Written exercise ▸
Gather all lines in the entries below that include the word "name".

-- -- --

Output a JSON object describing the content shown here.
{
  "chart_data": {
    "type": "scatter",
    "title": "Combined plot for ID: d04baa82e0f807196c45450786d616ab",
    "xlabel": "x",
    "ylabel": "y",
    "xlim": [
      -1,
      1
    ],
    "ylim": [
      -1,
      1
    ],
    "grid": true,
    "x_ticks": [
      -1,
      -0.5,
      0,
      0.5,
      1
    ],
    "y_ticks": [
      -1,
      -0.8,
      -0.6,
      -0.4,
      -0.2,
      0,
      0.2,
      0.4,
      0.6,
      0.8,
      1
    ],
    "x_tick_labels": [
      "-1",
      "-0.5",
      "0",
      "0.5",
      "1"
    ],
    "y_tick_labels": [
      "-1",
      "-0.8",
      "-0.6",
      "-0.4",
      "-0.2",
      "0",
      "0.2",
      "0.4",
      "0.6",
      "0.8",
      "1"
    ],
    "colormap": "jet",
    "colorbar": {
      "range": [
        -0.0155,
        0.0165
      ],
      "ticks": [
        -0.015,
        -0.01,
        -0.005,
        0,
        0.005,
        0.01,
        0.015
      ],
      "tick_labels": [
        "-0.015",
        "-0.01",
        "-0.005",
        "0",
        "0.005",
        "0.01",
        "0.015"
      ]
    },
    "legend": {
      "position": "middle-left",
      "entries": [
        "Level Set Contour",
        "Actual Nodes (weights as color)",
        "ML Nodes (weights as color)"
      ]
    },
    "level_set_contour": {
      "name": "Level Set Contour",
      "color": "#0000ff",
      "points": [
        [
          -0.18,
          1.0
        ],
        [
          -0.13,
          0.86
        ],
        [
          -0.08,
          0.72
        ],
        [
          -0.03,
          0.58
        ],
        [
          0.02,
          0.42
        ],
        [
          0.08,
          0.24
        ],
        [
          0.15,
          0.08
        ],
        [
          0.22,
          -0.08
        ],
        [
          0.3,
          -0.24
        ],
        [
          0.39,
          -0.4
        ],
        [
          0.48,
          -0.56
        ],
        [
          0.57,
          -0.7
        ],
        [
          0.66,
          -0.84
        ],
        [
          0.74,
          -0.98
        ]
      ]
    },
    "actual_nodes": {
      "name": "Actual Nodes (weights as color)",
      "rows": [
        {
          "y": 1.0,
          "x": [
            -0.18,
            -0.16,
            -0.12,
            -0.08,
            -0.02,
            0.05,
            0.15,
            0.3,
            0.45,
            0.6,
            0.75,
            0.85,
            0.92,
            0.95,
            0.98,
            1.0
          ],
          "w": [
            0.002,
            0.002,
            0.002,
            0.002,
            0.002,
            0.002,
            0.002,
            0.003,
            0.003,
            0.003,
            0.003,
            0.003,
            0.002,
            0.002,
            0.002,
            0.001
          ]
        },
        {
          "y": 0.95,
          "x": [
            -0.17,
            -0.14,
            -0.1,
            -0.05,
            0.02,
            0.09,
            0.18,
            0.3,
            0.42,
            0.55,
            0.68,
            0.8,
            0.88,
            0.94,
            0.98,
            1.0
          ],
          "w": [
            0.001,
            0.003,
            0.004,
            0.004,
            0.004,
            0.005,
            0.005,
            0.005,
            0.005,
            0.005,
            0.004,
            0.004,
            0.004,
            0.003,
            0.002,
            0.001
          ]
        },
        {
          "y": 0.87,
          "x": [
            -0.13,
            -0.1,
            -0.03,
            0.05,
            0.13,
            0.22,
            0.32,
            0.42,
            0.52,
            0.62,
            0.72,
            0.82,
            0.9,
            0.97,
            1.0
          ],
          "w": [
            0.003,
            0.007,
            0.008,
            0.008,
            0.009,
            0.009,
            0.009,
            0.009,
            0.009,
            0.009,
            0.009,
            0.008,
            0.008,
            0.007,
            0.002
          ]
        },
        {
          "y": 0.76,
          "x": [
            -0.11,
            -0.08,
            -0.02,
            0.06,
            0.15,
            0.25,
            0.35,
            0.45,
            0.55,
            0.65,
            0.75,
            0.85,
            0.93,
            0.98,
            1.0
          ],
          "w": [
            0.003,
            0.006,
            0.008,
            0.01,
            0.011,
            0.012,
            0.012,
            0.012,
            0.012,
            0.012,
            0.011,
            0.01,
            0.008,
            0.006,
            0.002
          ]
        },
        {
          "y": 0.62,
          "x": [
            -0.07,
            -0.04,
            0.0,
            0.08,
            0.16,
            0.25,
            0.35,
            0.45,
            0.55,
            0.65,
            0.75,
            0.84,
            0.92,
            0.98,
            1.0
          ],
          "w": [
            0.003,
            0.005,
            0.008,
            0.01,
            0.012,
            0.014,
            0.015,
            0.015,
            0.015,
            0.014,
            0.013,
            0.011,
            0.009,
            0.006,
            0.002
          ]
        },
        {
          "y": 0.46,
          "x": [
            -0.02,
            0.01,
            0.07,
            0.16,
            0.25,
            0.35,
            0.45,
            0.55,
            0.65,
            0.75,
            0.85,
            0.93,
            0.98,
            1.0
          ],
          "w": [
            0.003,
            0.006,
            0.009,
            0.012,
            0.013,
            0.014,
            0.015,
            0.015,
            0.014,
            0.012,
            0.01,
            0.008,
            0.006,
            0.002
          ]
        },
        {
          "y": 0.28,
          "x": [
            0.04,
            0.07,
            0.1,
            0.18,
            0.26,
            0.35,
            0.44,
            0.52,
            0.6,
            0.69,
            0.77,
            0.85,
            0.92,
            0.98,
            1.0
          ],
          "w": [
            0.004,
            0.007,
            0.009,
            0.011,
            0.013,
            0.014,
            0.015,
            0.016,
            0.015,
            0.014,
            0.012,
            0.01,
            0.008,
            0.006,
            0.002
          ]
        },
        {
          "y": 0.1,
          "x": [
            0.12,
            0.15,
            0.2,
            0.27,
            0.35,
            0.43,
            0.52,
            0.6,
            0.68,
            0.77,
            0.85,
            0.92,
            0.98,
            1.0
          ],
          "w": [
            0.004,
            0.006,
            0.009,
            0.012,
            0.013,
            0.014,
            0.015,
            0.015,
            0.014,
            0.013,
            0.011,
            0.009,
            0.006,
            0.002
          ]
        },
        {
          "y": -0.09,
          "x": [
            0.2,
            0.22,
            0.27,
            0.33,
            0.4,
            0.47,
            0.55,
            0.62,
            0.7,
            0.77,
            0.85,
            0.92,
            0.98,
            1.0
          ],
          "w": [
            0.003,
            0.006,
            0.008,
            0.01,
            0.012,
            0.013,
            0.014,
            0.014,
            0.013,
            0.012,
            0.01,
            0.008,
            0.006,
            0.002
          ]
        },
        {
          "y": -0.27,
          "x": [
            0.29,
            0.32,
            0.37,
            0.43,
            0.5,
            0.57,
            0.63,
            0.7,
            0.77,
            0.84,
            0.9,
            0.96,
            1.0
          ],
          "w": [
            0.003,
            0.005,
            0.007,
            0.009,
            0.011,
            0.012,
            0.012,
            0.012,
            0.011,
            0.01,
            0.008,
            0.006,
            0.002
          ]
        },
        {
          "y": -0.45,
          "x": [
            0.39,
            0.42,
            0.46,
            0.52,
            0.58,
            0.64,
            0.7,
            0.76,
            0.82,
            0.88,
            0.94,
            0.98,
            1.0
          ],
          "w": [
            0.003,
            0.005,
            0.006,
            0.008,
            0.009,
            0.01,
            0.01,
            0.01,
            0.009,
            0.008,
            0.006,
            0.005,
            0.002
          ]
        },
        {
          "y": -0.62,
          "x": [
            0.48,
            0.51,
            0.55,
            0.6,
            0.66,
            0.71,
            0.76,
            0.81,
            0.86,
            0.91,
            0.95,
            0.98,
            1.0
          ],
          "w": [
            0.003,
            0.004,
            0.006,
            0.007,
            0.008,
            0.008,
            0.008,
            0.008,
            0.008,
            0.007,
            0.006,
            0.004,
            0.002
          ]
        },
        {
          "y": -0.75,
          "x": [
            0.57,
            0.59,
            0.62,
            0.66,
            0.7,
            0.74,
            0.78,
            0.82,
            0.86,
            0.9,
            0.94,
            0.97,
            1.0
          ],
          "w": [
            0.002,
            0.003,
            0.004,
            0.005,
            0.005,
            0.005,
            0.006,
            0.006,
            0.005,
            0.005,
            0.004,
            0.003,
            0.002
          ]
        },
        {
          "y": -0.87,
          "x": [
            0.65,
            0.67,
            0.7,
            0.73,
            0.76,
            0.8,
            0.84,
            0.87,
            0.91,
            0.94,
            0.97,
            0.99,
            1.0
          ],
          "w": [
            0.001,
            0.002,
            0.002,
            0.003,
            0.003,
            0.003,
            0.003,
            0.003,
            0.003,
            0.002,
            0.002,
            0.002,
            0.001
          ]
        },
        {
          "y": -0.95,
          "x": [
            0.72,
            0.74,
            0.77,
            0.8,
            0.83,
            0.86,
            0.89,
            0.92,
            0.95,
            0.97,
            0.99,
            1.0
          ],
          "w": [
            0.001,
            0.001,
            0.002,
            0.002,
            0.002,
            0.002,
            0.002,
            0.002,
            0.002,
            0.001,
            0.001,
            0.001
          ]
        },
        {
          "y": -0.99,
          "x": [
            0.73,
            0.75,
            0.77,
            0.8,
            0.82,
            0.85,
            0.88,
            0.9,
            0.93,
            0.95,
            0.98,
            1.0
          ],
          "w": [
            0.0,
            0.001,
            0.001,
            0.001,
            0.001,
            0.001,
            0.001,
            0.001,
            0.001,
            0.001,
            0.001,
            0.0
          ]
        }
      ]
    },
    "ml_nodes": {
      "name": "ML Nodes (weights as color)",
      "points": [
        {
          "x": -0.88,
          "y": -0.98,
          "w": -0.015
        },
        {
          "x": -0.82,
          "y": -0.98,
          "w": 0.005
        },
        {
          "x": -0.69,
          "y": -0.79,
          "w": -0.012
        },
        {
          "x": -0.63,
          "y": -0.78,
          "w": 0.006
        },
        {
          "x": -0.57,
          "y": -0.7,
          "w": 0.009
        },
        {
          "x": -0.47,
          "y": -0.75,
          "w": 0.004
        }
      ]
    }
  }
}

-- -- --

Answer for the task ▸
      "name": "Level Set Contour",
      "name": "Actual Nodes (weights as color)",
      "name": "ML Nodes (weights as color)",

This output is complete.